+++ DATA ROWS

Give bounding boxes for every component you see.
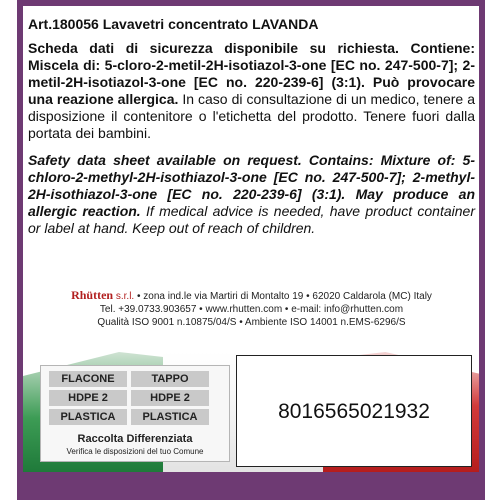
recycling-subtitle: Verifica le disposizioni del tuo Comune [66, 447, 204, 456]
article-title: Art.180056 Lavavetri concentrato LAVANDA [28, 16, 319, 32]
label-frame-top [17, 0, 485, 6]
recycling-cell-flacone-type: PLASTICA [49, 409, 127, 425]
safety-text-english-bold: Safety data sheet available on request. Contains: Mixture of: 5-chloro-2-methyl-2H-isothiazol-3-one [EC no. 247-500-7]; 2-methyl-2H-isothiazol-3-one [EC no. 220-239-6] (3:1). May produce an allergic reaction. [28, 152, 475, 219]
recycling-cell-flacone-material: HDPE 2 [49, 390, 127, 406]
recycling-cell-tappo-type: PLASTICA [131, 409, 209, 425]
company-address: • zona ind.le via Martiri di Montalto 19 • 62020 Caldarola (MC) Italy [134, 291, 432, 302]
safety-text-italian-bold: Scheda dati di sicurezza disponibile su richiesta. Contiene: Miscela di: 5-cloro-2-metil-2H-isotiazol-3-one [EC no. 247-500-7]; 2-metil-2H-isotiazol-3-one [EC no. 220-239-6] (3:1). Può provocare una reazione allergica. [28, 40, 475, 107]
company-certifications: Qualità ISO 9001 n.10875/04/S • Ambiente ISO 14001 n.EMS-6296/S [97, 317, 406, 328]
company-brand: Rhütten [71, 288, 114, 302]
safety-text-english-normal: If medical advice is needed, have product container or label at hand. Keep out of reach of children. [28, 203, 475, 236]
safety-text-italian-normal: In caso di consultazione di un medico, tenere a disposizione il contenitore o l'etichetta del prodotto. Tenere fuori dalla portata dei bambini. [28, 91, 475, 141]
recycling-cell-flacone: FLACONE [49, 371, 127, 387]
company-brand-suffix: s.r.l. [113, 291, 135, 302]
company-line-1 [28, 289, 475, 303]
company-contacts: Tel. +39.0733.903657 • www.rhutten.com • e-mail: info@rhutten.com [99, 304, 404, 315]
recycling-info-box [40, 365, 230, 462]
label-frame-right [479, 0, 485, 500]
recycling-cell-tappo: TAPPO [131, 371, 209, 387]
label-text [28, 16, 475, 237]
barcode-box [236, 355, 472, 467]
safety-text-italian [28, 40, 475, 142]
barcode-number: 8016565021932 [278, 400, 430, 423]
recycling-cell-tappo-material: HDPE 2 [131, 390, 209, 406]
recycling-title: Raccolta Differenziata [77, 433, 193, 445]
label-frame-bottom [17, 472, 485, 500]
safety-text-english [28, 152, 475, 237]
company-info [28, 289, 475, 329]
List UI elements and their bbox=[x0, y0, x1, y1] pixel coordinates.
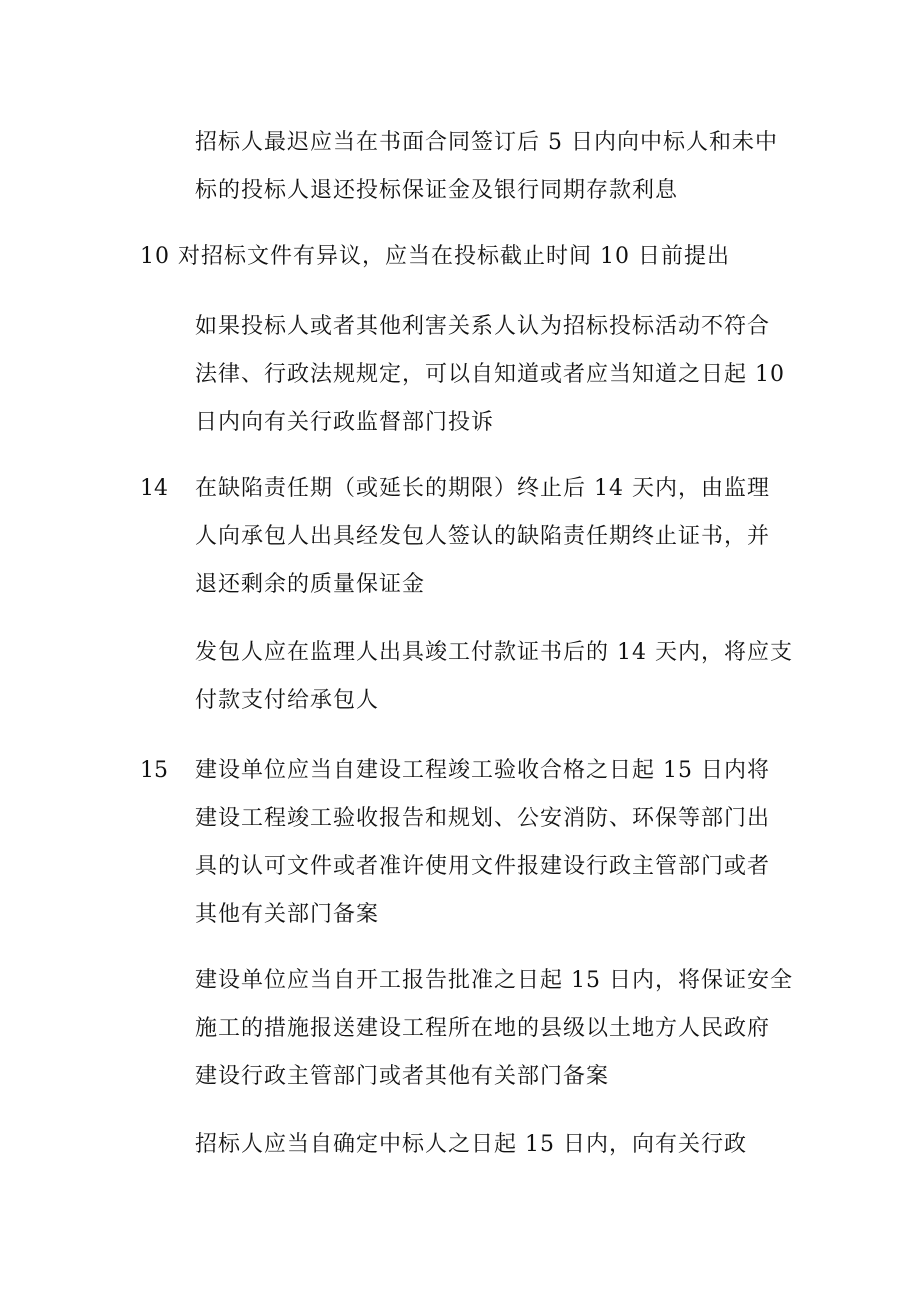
paragraph-line: 建设行政主管部门或者其他有关部门备案 bbox=[195, 1064, 610, 1089]
paragraph-line: 建设单位应当自建设工程竣工验收合格之日起 15 日内将 bbox=[195, 758, 770, 783]
paragraph-line: 具的认可文件或者准许使用文件报建设行政主管部门或者 bbox=[195, 854, 771, 879]
paragraph-line: 标的投标人退还投标保证金及银行同期存款利息 bbox=[195, 178, 679, 203]
paragraph-line: 人向承包人出具经发包人签认的缺陷责任期终止证书，并 bbox=[195, 524, 771, 549]
section-number: 15 bbox=[140, 758, 168, 783]
paragraph-line: 建设单位应当自开工报告批准之日起 15 日内，将保证安全 bbox=[195, 968, 793, 993]
paragraph-line: 其他有关部门备案 bbox=[195, 902, 380, 927]
paragraph-line: 退还剩余的质量保证金 bbox=[195, 572, 426, 597]
paragraph-line: 招标人最迟应当在书面合同签订后 5 日内向中标人和未中 bbox=[195, 130, 778, 155]
paragraph-line: 日内向有关行政监督部门投诉 bbox=[195, 410, 495, 435]
paragraph-line: 发包人应在监理人出具竣工付款证书后的 14 天内，将应支 bbox=[195, 640, 793, 665]
paragraph-line: 招标人应当自确定中标人之日起 15 日内，向有关行政 bbox=[195, 1132, 747, 1157]
paragraph-line: 付款支付给承包人 bbox=[195, 688, 380, 713]
paragraph-line: 如果投标人或者其他利害关系人认为招标投标活动不符合 bbox=[195, 314, 771, 339]
paragraph-line: 在缺陷责任期（或延长的期限）终止后 14 天内，由监理 bbox=[195, 476, 770, 501]
paragraph-line: 建设工程竣工验收报告和规划、公安消防、环保等部门出 bbox=[195, 806, 771, 831]
section-heading: 10 对招标文件有异议，应当在投标截止时间 10 日前提出 bbox=[140, 244, 730, 269]
paragraph-line: 法律、行政法规规定，可以自知道或者应当知道之日起 10 bbox=[195, 362, 785, 387]
section-number: 14 bbox=[140, 476, 168, 501]
paragraph-line: 施工的措施报送建设工程所在地的县级以土地方人民政府 bbox=[195, 1016, 771, 1041]
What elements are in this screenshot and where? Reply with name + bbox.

++++++

Rewrite all of the material above as a numbered list with one line per item. Skip blank lines and leave out the picture placeholders.

RESPONSE FOR THIS EXERCISE:
1. Give bounding boxes for every component you see.
2. recycling-subtitle: Verifica le disposizioni del tuo Comune [66, 447, 204, 456]
3. article-title: Art.180056 Lavavetri concentrato LAVANDA [28, 16, 319, 32]
4. label-frame-top [17, 0, 485, 6]
5. recycling-cell-flacone-type: PLASTICA [49, 409, 127, 425]
6. safety-text-english-bold: Safety data sheet available on request. Contains: Mixture of: 5-chloro-2-methyl-2H-isothiazol-3-one [EC no. 247-500-7]; 2-methyl-2H-isothiazol-3-one [EC no. 220-239-6] (3:1). May produce an allergic reaction. [28, 152, 475, 219]
7. recycling-cell-flacone-material: HDPE 2 [49, 390, 127, 406]
8. recycling-cell-tappo-type: PLASTICA [131, 409, 209, 425]
9. company-address: • zona ind.le via Martiri di Montalto 19 • 62020 Caldarola (MC) Italy [134, 291, 432, 302]
10. safety-text-italian-bold: Scheda dati di sicurezza disponibile su richiesta. Contiene: Miscela di: 5-cloro-2-metil-2H-isotiazol-3-one [EC no. 247-500-7]; 2-metil-2H-isotiazol-3-one [EC no. 220-239-6] (3:1). Può provocare una reazione allergica. [28, 40, 475, 107]
11. company-certifications: Qualità ISO 9001 n.10875/04/S • Ambiente ISO 14001 n.EMS-6296/S [97, 317, 406, 328]
12. company-brand: Rhütten [71, 288, 114, 302]
13. safety-text-english-normal: If medical advice is needed, have product container or label at hand. Keep out of reach of children. [28, 203, 475, 236]
14. safety-text-italian-normal: In caso di consultazione di un medico, tenere a disposizione il contenitore o l'etichetta del prodotto. Tenere fuori dalla portata dei bambini. [28, 91, 475, 141]
15. recycling-cell-flacone: FLACONE [49, 371, 127, 387]
16. company-brand-suffix: s.r.l. [113, 291, 135, 302]
17. company-line-1 [28, 289, 475, 303]
18. company-contacts: Tel. +39.0733.903657 • www.rhutten.com • e-mail: info@rhutten.com [99, 304, 404, 315]
19. recycling-info-box [40, 365, 230, 462]
20. label-frame-right [479, 0, 485, 500]
21. recycling-cell-tappo: TAPPO [131, 371, 209, 387]
22. label-text [28, 16, 475, 237]
23. barcode-box [236, 355, 472, 467]
24. safety-text-italian [28, 40, 475, 142]
25. barcode-number: 8016565021932 [278, 400, 430, 423]
26. recycling-cell-tappo-material: HDPE 2 [131, 390, 209, 406]
27. recycling-title: Raccolta Differenziata [77, 433, 193, 445]
28. label-frame-bottom [17, 472, 485, 500]
29. safety-text-english [28, 152, 475, 237]
30. company-info [28, 289, 475, 329]
31. List UI elements and their bbox=[x0, y0, x1, y1] pixel coordinates.
32. paragraph-line: 建设行政主管部门或者其他有关部门备案 bbox=[195, 1064, 610, 1089]
33. paragraph-line: 建设单位应当自建设工程竣工验收合格之日起 15 日内将 bbox=[195, 758, 770, 783]
34. paragraph-line: 具的认可文件或者准许使用文件报建设行政主管部门或者 bbox=[195, 854, 771, 879]
35. paragraph-line: 标的投标人退还投标保证金及银行同期存款利息 bbox=[195, 178, 679, 203]
36. paragraph-line: 人向承包人出具经发包人签认的缺陷责任期终止证书，并 bbox=[195, 524, 771, 549]
37. section-number: 15 bbox=[140, 758, 168, 783]
38. paragraph-line: 建设单位应当自开工报告批准之日起 15 日内，将保证安全 bbox=[195, 968, 793, 993]
39. paragraph-line: 其他有关部门备案 bbox=[195, 902, 380, 927]
40. paragraph-line: 退还剩余的质量保证金 bbox=[195, 572, 426, 597]
41. paragraph-line: 招标人最迟应当在书面合同签订后 5 日内向中标人和未中 bbox=[195, 130, 778, 155]
42. paragraph-line: 日内向有关行政监督部门投诉 bbox=[195, 410, 495, 435]
43. paragraph-line: 发包人应在监理人出具竣工付款证书后的 14 天内，将应支 bbox=[195, 640, 793, 665]
44. paragraph-line: 招标人应当自确定中标人之日起 15 日内，向有关行政 bbox=[195, 1132, 747, 1157]
45. paragraph-line: 付款支付给承包人 bbox=[195, 688, 380, 713]
46. paragraph-line: 如果投标人或者其他利害关系人认为招标投标活动不符合 bbox=[195, 314, 771, 339]
47. paragraph-line: 在缺陷责任期（或延长的期限）终止后 14 天内，由监理 bbox=[195, 476, 770, 501]
48. paragraph-line: 建设工程竣工验收报告和规划、公安消防、环保等部门出 bbox=[195, 806, 771, 831]
49. section-heading: 10 对招标文件有异议，应当在投标截止时间 10 日前提出 bbox=[140, 244, 730, 269]
50. paragraph-line: 法律、行政法规规定，可以自知道或者应当知道之日起 10 bbox=[195, 362, 785, 387]
51. section-number: 14 bbox=[140, 476, 168, 501]
52. paragraph-line: 施工的措施报送建设工程所在地的县级以土地方人民政府 bbox=[195, 1016, 771, 1041]
53. What elements are in this screenshot and where? Reply with name + bbox.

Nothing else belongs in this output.